> [Article]:

+ + +

The TiO2(110) samples for all NAP-XPS, LEIS and NEXAFS experiments were initially also prepared in the NAP-STM setup to obtain the desired support stoichiometry, then transferred in air to the respective facilities. There, they were cleaned by sputtering and annealing. Cleanliness was checked by XPS survey and C 1s spectra. Pt deposition was performed in situ in each setup, using a FOCUS EFM-3 and a SPECS EBE-4 evaporator, respectively.
LEIS and laboratory-based NAP-XPS measurements were performed in-house (base pressure <5 × 10–10 mbar). Pt coverage was controlled using as-deposited XPS spectra and calibrated against samples from the NAP-STM system. Samples were heated from the back using a laser heater (OsTech DioSource, 976 nm). XPS data were acquired with a PHOIBOS 150 NAP hemispherical analyzer (SPECS) with a 300 μm diameter aperture and a monochromated Al Kα X-ray source (μFOCUS 450 with XR-MC, SPECS). The same analyzer and a scannable ion source (IQE 12, SPECS) were used for LEIS (1025 eV He+ ions, 132.5° scattering angle).
Additional NAP-XPS measurements on supported Pt clusters were conducted at beamline 9.3.2 , of the Advanced Light Source (ALS) at the Lawrence Berkeley National Laboratory and NAP-XPS and NEXAFS measurements comparing Pt-loaded P25 powder samples and Pt nanoparticles on TiO2(110) single crystals were performed at the CIRCE beamline at ALBA Synchrotron. Pt deposition rates were estimated based on evaporator flux current, and coverages were later calibrated as discussed in the Supporting Information. All XPS spectra were measured with a beam energy hν of 650 eV and referenced to the Ti 2p peak. NEXAFS was acquired by measuring the total electron yield on the sample, while varying the beam energy. At the ALS, a pyrolytic boron nitride heater was used for temperature control, and the temperature was monitored with a type K thermocouple mounted at the front side of the single crystals. At ALBA, a resistive button heater integrated in the sample holder was used to heat the sample, while the temperature was measured with a type K thermocouple clamped to the front side of the single crystals.

+ + +

> [Recorded information]:
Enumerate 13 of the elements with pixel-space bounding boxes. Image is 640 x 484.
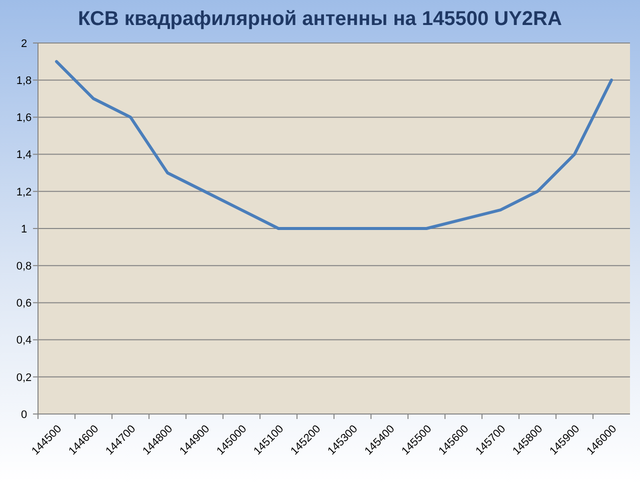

+ + +

> [Exercise requirements]:
a - In the methods text, what wavelength did the laser heater use to heat the samples from the back?
b - Repeat the part of the methods text starting with "LEIS and laboratory-based" and going on through "132.5° scattering angle).".

> [Solutions to the problems]:
a - 976 nm

b -
LEIS and laboratory-based NAP-XPS measurements were performed in-house (base pressure <5 × 10–10 mbar). Pt coverage was controlled using as-deposited XPS spectra and calibrated against samples from the NAP-STM system. Samples were heated from the back using a laser heater (OsTech DioSource, 976 nm). XPS data were acquired with a PHOIBOS 150 NAP hemispherical analyzer (SPECS) with a 300 μm diameter aperture and a monochromated Al Kα X-ray source (μFOCUS 450 with XR-MC, SPECS). The same analyzer and a scannable ion source (IQE 12, SPECS) were used for LEIS (1025 eV He+ ions, 132.5° scattering angle).